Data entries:
____
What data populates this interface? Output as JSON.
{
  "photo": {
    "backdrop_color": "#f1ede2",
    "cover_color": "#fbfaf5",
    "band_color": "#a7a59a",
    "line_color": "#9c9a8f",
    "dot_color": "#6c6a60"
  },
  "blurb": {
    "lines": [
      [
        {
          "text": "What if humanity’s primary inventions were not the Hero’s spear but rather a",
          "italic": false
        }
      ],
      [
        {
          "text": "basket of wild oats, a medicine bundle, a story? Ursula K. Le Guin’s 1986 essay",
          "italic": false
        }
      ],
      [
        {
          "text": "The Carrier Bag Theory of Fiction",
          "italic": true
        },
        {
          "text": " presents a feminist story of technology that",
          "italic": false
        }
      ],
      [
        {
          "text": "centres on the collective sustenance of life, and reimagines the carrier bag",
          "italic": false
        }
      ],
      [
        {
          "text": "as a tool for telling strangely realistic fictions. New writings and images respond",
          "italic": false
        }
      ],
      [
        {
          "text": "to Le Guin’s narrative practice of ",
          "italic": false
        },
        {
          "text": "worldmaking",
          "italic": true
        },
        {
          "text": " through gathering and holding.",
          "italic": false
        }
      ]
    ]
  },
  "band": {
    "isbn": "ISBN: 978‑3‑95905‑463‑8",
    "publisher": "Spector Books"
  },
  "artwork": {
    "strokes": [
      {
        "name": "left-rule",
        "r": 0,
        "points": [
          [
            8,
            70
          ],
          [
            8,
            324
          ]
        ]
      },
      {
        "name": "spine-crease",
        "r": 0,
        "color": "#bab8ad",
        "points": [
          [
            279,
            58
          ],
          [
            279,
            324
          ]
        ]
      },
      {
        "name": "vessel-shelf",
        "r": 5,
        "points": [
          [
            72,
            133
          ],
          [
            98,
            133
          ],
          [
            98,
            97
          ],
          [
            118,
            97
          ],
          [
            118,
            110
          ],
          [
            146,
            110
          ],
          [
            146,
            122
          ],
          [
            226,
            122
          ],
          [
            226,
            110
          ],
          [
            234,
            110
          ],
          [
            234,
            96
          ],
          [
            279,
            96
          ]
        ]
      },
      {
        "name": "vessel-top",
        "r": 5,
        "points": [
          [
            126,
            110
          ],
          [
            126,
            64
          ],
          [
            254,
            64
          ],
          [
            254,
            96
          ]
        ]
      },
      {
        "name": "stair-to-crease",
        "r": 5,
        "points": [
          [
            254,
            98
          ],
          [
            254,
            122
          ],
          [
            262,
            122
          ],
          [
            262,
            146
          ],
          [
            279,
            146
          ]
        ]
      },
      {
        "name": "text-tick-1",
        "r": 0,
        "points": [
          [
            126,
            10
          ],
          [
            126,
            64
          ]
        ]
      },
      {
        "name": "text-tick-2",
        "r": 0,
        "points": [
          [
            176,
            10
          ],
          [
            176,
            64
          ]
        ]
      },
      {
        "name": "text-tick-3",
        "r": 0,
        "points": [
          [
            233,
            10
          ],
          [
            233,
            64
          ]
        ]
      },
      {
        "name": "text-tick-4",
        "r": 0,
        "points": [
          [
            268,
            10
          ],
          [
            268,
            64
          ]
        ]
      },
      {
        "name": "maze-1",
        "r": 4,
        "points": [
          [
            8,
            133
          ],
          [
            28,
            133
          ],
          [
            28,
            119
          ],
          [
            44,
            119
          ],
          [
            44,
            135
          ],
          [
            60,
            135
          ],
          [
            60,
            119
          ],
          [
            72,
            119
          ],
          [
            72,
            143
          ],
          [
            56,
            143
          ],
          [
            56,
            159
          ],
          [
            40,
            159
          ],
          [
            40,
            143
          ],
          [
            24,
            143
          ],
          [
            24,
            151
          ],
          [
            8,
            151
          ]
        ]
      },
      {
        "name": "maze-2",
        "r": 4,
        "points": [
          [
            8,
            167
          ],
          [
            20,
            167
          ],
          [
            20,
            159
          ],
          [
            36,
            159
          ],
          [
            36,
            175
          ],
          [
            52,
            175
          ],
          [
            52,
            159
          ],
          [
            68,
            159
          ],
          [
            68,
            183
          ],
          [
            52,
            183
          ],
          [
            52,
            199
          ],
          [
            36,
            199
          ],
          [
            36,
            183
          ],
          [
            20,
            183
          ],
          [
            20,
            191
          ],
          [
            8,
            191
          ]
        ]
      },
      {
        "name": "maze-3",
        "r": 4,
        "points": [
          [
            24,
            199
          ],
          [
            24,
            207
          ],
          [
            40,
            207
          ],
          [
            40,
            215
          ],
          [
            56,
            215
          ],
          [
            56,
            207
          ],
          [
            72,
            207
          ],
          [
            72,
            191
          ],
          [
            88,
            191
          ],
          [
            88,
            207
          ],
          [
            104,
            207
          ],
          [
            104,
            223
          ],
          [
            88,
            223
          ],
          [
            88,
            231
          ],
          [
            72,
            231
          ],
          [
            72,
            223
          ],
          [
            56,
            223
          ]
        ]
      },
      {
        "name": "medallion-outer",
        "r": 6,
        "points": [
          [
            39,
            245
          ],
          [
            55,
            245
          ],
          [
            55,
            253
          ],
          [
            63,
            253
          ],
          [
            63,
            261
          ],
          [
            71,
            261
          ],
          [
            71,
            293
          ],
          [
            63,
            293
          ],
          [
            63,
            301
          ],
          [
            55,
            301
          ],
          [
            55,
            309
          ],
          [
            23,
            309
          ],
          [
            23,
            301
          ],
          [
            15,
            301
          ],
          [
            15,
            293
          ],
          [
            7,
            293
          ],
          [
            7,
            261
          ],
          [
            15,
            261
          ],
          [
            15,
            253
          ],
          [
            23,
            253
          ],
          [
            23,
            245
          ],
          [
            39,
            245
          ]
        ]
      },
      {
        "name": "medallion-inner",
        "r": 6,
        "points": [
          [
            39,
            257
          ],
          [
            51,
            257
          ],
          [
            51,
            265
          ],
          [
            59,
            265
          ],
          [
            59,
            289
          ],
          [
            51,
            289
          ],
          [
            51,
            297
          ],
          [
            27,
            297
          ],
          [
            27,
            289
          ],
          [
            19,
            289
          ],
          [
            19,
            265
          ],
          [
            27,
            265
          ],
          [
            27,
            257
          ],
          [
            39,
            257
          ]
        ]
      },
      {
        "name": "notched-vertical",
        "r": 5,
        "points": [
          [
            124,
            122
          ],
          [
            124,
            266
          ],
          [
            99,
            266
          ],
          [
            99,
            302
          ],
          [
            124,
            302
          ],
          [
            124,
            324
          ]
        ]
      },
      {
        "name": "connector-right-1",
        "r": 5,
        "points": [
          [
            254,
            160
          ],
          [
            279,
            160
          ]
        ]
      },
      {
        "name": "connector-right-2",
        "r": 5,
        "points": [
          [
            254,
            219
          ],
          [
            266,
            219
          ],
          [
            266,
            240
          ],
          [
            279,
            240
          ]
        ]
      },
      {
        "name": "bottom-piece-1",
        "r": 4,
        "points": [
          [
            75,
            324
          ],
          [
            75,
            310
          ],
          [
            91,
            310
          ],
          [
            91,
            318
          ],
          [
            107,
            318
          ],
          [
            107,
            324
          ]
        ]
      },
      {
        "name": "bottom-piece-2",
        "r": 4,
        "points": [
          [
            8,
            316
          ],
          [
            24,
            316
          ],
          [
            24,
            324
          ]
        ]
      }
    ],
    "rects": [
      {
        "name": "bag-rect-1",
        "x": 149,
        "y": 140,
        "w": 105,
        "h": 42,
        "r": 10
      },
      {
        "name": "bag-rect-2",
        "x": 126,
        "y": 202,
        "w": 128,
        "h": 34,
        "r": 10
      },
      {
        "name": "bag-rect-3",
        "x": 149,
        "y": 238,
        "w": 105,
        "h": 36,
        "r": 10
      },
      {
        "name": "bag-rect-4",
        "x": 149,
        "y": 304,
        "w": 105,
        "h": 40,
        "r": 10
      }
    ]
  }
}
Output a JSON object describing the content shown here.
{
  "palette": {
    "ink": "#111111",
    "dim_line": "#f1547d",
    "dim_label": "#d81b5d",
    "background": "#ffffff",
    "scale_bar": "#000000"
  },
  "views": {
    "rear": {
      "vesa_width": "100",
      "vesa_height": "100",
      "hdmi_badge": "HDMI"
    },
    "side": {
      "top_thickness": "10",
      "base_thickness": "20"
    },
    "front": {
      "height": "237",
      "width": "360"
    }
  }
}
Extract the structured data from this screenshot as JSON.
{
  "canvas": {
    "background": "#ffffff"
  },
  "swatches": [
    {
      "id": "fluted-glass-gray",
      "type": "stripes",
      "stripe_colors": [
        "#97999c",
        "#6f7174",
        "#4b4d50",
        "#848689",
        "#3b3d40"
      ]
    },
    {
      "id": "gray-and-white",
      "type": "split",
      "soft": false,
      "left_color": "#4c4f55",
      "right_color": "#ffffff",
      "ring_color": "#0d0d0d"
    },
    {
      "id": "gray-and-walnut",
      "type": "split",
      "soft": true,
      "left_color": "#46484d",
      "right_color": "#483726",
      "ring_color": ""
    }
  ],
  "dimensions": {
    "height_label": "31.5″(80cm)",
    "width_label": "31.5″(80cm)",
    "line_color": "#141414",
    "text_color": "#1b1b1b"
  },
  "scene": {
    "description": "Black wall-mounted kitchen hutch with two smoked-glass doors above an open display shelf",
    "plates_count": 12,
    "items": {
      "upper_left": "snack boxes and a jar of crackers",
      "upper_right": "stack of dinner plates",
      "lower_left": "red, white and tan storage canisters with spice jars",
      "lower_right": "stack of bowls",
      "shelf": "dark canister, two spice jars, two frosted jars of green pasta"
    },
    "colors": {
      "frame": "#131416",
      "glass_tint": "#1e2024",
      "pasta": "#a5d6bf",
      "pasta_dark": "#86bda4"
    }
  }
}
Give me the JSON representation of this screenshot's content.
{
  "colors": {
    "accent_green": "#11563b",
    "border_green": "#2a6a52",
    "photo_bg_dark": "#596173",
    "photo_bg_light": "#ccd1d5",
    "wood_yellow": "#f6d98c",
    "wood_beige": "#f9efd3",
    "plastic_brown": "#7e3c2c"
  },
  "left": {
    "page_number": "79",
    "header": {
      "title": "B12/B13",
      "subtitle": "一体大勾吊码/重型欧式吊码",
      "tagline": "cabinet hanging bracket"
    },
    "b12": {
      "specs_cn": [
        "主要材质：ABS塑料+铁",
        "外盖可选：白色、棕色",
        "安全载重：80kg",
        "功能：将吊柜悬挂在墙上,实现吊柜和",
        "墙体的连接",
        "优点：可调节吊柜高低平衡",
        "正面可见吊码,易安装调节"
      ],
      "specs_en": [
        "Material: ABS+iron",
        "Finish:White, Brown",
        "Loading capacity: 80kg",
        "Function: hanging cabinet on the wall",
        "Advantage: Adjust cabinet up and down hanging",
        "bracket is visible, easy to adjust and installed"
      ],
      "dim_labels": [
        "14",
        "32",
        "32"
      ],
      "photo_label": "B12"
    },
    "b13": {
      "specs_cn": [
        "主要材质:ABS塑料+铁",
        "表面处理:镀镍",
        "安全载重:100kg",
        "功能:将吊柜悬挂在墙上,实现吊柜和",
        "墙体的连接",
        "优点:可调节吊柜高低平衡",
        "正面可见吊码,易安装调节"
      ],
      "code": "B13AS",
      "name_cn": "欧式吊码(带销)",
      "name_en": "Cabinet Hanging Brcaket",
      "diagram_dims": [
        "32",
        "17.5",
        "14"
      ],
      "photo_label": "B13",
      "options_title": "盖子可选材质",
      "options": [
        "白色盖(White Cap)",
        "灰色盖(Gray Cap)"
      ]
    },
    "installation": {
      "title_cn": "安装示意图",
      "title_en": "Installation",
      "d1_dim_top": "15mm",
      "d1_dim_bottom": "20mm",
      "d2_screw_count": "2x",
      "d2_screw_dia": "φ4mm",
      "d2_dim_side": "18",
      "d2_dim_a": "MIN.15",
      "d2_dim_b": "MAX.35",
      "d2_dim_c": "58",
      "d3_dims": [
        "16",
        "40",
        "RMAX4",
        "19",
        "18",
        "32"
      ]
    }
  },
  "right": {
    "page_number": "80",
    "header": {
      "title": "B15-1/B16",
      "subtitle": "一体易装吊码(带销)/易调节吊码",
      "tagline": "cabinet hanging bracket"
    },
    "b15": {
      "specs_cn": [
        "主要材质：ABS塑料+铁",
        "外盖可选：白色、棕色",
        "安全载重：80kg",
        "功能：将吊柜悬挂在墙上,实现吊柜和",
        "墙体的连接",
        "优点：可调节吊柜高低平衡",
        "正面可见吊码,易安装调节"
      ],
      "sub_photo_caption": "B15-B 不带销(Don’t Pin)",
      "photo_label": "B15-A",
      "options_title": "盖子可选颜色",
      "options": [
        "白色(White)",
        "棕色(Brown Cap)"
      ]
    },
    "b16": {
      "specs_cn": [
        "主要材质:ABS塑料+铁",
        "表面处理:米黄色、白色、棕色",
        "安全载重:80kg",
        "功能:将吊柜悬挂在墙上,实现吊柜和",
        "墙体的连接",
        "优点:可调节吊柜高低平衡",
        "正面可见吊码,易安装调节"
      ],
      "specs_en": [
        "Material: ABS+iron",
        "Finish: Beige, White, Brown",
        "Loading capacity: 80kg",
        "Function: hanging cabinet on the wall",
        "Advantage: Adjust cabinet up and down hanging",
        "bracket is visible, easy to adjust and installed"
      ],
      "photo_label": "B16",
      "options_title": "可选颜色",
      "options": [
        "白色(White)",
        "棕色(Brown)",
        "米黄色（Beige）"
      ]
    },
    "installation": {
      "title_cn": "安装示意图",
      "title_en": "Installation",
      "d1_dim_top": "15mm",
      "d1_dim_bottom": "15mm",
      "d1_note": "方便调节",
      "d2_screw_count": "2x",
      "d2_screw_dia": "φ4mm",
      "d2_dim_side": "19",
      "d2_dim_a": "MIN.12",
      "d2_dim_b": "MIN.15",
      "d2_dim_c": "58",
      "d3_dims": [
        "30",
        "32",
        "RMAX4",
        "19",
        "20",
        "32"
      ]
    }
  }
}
____
▸ WRITTEN PROBLEM
Using the entries above, tally how many lines have the word "with" in them; write the number and nothing more.

▸ ANSWER TO THE EXERCISE
2